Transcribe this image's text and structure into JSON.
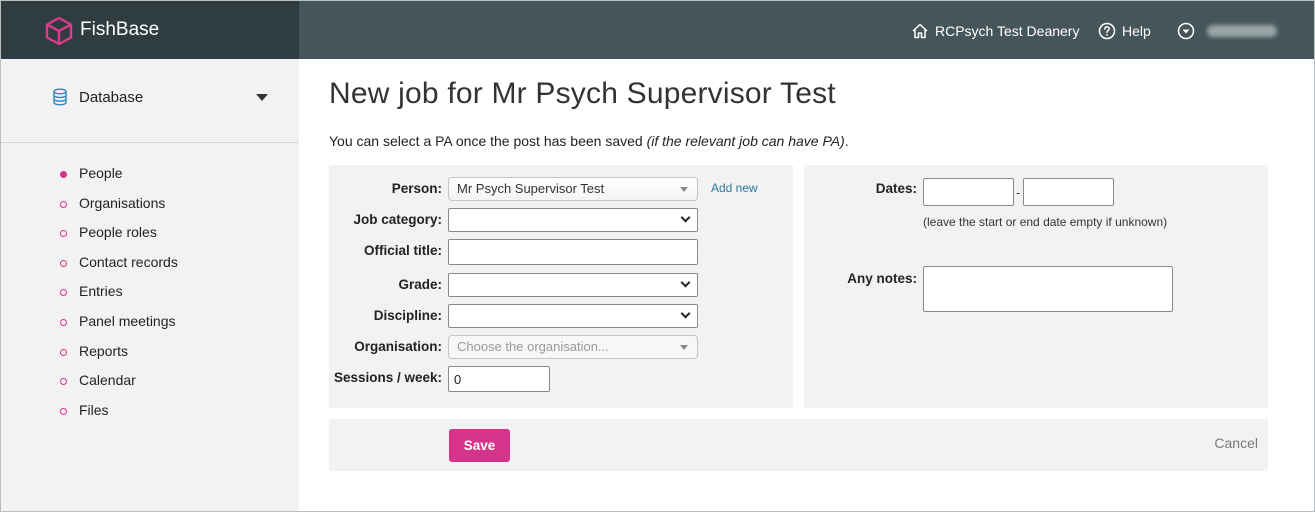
{
  "app": {
    "name": "FishBase"
  },
  "header": {
    "deanery": "RCPsych Test Deanery",
    "help": "Help",
    "user_name": "",
    "icons": {
      "logo": "cube-logo-icon",
      "deanery": "home-icon",
      "help": "help-circle-icon",
      "user": "chevron-circle-down-icon"
    }
  },
  "sidebar": {
    "section": "Database",
    "items": [
      {
        "label": "People",
        "active": true
      },
      {
        "label": "Organisations"
      },
      {
        "label": "People roles"
      },
      {
        "label": "Contact records"
      },
      {
        "label": "Entries"
      },
      {
        "label": "Panel meetings"
      },
      {
        "label": "Reports"
      },
      {
        "label": "Calendar"
      },
      {
        "label": "Files"
      }
    ]
  },
  "page": {
    "title": "New job for Mr Psych Supervisor Test",
    "intro": "You can select a PA once the post has been saved ",
    "intro_em": "(if the relevant job can have PA)",
    "intro_end": "."
  },
  "form": {
    "person": {
      "label": "Person:",
      "value": "Mr Psych Supervisor Test",
      "add_new": "Add new"
    },
    "job_category": {
      "label": "Job category:",
      "value": ""
    },
    "official_title": {
      "label": "Official title:",
      "value": ""
    },
    "grade": {
      "label": "Grade:",
      "value": ""
    },
    "discipline": {
      "label": "Discipline:",
      "value": ""
    },
    "organisation": {
      "label": "Organisation:",
      "placeholder": "Choose the organisation..."
    },
    "sessions": {
      "label": "Sessions / week:",
      "value": "0"
    },
    "dates": {
      "label": "Dates:",
      "separator": "-",
      "start": "",
      "end": "",
      "hint": "(leave the start or end date empty if unknown)"
    },
    "notes": {
      "label": "Any notes:",
      "value": ""
    }
  },
  "actions": {
    "save": "Save",
    "cancel": "Cancel"
  },
  "colors": {
    "header_bg": "#46555a",
    "brand_bg": "#2f3d40",
    "accent": "#d6338a",
    "link": "#2b7c9e"
  }
}
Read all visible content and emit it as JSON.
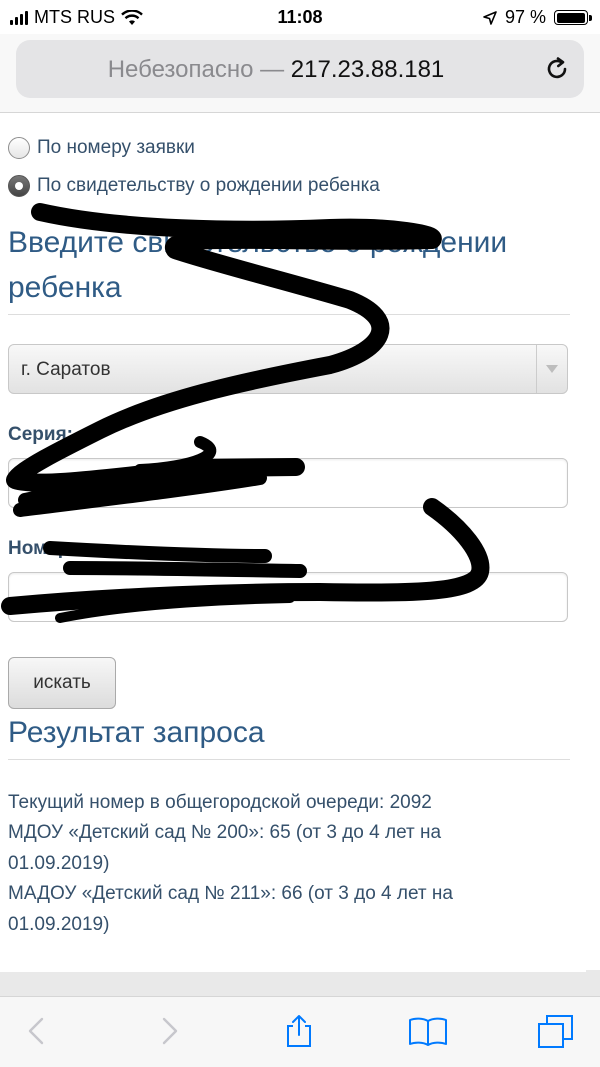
{
  "status_bar": {
    "carrier": "MTS RUS",
    "time": "11:08",
    "battery": "97 %",
    "battery_level": 0.97
  },
  "address_bar": {
    "insecure_label": "Небезопасно —",
    "host": "217.23.88.181"
  },
  "search_mode": {
    "options": [
      {
        "label": "По номеру заявки",
        "checked": false
      },
      {
        "label": "По свидетельству о рождении ребенка",
        "checked": true
      }
    ]
  },
  "form": {
    "heading": "Введите свидетельство о рождении ребенка",
    "city_select": {
      "value": "г. Саратов"
    },
    "series_label": "Серия:",
    "series_value": "",
    "number_label": "Номер:",
    "number_value": "",
    "search_button": "искать"
  },
  "result": {
    "heading": "Результат запроса",
    "lines": [
      "Текущий номер в общегородской очереди: 2092",
      "МДОУ «Детский сад № 200»: 65 (от 3 до 4 лет на",
      "01.09.2019)",
      "МАДОУ «Детский сад № 211»: 66 (от 3 до 4 лет на",
      "01.09.2019)"
    ]
  },
  "toolbar": {
    "icons": [
      "back-arrow-icon",
      "forward-arrow-icon",
      "share-icon",
      "bookmarks-icon",
      "tabs-icon"
    ]
  },
  "colors": {
    "link_text": "#35506b",
    "heading_text": "#2f5b85",
    "ios_blue": "#007aff",
    "scribble": "#000000"
  }
}
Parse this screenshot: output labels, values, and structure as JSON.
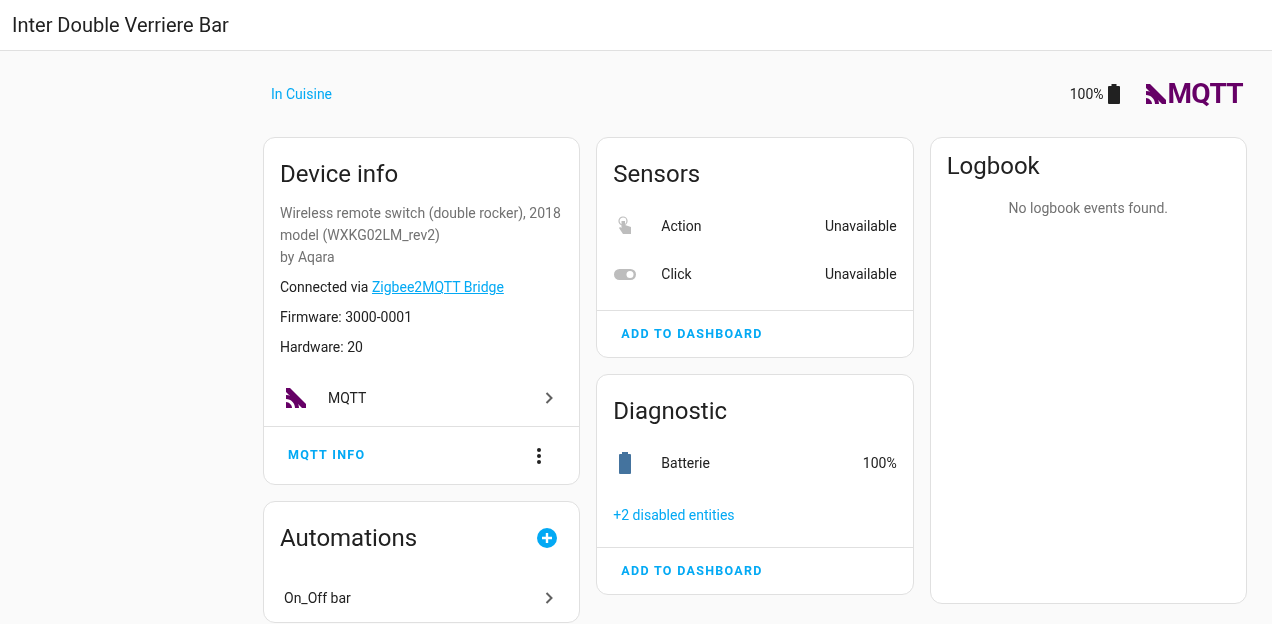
{
  "header": {
    "title": "Inter Double Verriere Bar"
  },
  "area_link": "In Cuisine",
  "top_battery": {
    "reading": "100%"
  },
  "logo": {
    "text": "MQTT"
  },
  "device_info": {
    "title": "Device info",
    "model": "Wireless remote switch (double rocker), 2018 model (WXKG02LM_rev2)",
    "manufacturer": "by Aqara",
    "connected_label": "Connected via",
    "connected_link": "Zigbee2MQTT Bridge",
    "firmware": "Firmware: 3000-0001",
    "hardware": "Hardware: 20",
    "integration": "MQTT",
    "action": "MQTT INFO"
  },
  "automations": {
    "title": "Automations",
    "items": [
      "On_Off bar"
    ]
  },
  "sensors": {
    "title": "Sensors",
    "entities": [
      {
        "kind": "touch",
        "name": "Action",
        "state": "Unavailable"
      },
      {
        "kind": "toggle",
        "name": "Click",
        "state": "Unavailable"
      }
    ],
    "action": "ADD TO DASHBOARD"
  },
  "diagnostic": {
    "title": "Diagnostic",
    "entities": [
      {
        "kind": "battery",
        "name": "Batterie",
        "state": "100%"
      }
    ],
    "disabled_link": "+2 disabled entities",
    "action": "ADD TO DASHBOARD"
  },
  "logbook": {
    "title": "Logbook",
    "empty": "No logbook events found."
  }
}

++++++++++++++++++++

**What you have to do:** Reproduce each entry precisely. Leave the pictures out.

**Solution to this exercise:**
Transcribe this image's text and structure into JSON.
{
  "app": {
    "name": "FishBase"
  },
  "header": {
    "deanery": "RCPsych Test Deanery",
    "help": "Help",
    "user_name": "",
    "icons": {
      "logo": "cube-logo-icon",
      "deanery": "home-icon",
      "help": "help-circle-icon",
      "user": "chevron-circle-down-icon"
    }
  },
  "sidebar": {
    "section": "Database",
    "items": [
      {
        "label": "People",
        "active": true
      },
      {
        "label": "Organisations"
      },
      {
        "label": "People roles"
      },
      {
        "label": "Contact records"
      },
      {
        "label": "Entries"
      },
      {
        "label": "Panel meetings"
      },
      {
        "label": "Reports"
      },
      {
        "label": "Calendar"
      },
      {
        "label": "Files"
      }
    ]
  },
  "page": {
    "title": "New job for Mr Psych Supervisor Test",
    "intro": "You can select a PA once the post has been saved ",
    "intro_em": "(if the relevant job can have PA)",
    "intro_end": "."
  },
  "form": {
    "person": {
      "label": "Person:",
      "value": "Mr Psych Supervisor Test",
      "add_new": "Add new"
    },
    "job_category": {
      "label": "Job category:",
      "value": ""
    },
    "official_title": {
      "label": "Official title:",
      "value": ""
    },
    "grade": {
      "label": "Grade:",
      "value": ""
    },
    "discipline": {
      "label": "Discipline:",
      "value": ""
    },
    "organisation": {
      "label": "Organisation:",
      "placeholder": "Choose the organisation..."
    },
    "sessions": {
      "label": "Sessions / week:",
      "value": "0"
    },
    "dates": {
      "label": "Dates:",
      "separator": "-",
      "start": "",
      "end": "",
      "hint": "(leave the start or end date empty if unknown)"
    },
    "notes": {
      "label": "Any notes:",
      "value": ""
    }
  },
  "actions": {
    "save": "Save",
    "cancel": "Cancel"
  },
  "colors": {
    "header_bg": "#46555a",
    "brand_bg": "#2f3d40",
    "accent": "#d6338a",
    "link": "#2b7c9e"
  }
}
Read all visible content and emit it as JSON.
{
  "status_bar": {
    "carrier": "MTS RUS",
    "time": "11:08",
    "battery": "97 %",
    "battery_level": 0.97
  },
  "address_bar": {
    "insecure_label": "Небезопасно —",
    "host": "217.23.88.181"
  },
  "search_mode": {
    "options": [
      {
        "label": "По номеру заявки",
        "checked": false
      },
      {
        "label": "По свидетельству о рождении ребенка",
        "checked": true
      }
    ]
  },
  "form": {
    "heading": "Введите свидетельство о рождении ребенка",
    "city_select": {
      "value": "г. Саратов"
    },
    "series_label": "Серия:",
    "series_value": "",
    "number_label": "Номер:",
    "number_value": "",
    "search_button": "искать"
  },
  "result": {
    "heading": "Результат запроса",
    "lines": [
      "Текущий номер в общегородской очереди: 2092",
      "МДОУ «Детский сад № 200»: 65 (от 3 до 4 лет на",
      "01.09.2019)",
      "МАДОУ «Детский сад № 211»: 66 (от 3 до 4 лет на",
      "01.09.2019)"
    ]
  },
  "toolbar": {
    "icons": [
      "back-arrow-icon",
      "forward-arrow-icon",
      "share-icon",
      "bookmarks-icon",
      "tabs-icon"
    ]
  },
  "colors": {
    "link_text": "#35506b",
    "heading_text": "#2f5b85",
    "ios_blue": "#007aff",
    "scribble": "#000000"
  }
}
Parse this screenshot: output labels, values, and structure as JSON.
{
  "header": {
    "title": "Inter Double Verriere Bar"
  },
  "area_link": "In Cuisine",
  "top_battery": {
    "reading": "100%"
  },
  "logo": {
    "text": "MQTT"
  },
  "device_info": {
    "title": "Device info",
    "model": "Wireless remote switch (double rocker), 2018 model (WXKG02LM_rev2)",
    "manufacturer": "by Aqara",
    "connected_label": "Connected via",
    "connected_link": "Zigbee2MQTT Bridge",
    "firmware": "Firmware: 3000-0001",
    "hardware": "Hardware: 20",
    "integration": "MQTT",
    "action": "MQTT INFO"
  },
  "automations": {
    "title": "Automations",
    "items": [
      "On_Off bar"
    ]
  },
  "sensors": {
    "title": "Sensors",
    "entities": [
      {
        "kind": "touch",
        "name": "Action",
        "state": "Unavailable"
      },
      {
        "kind": "toggle",
        "name": "Click",
        "state": "Unavailable"
      }
    ],
    "action": "ADD TO DASHBOARD"
  },
  "diagnostic": {
    "title": "Diagnostic",
    "entities": [
      {
        "kind": "battery",
        "name": "Batterie",
        "state": "100%"
      }
    ],
    "disabled_link": "+2 disabled entities",
    "action": "ADD TO DASHBOARD"
  },
  "logbook": {
    "title": "Logbook",
    "empty": "No logbook events found."
  }
}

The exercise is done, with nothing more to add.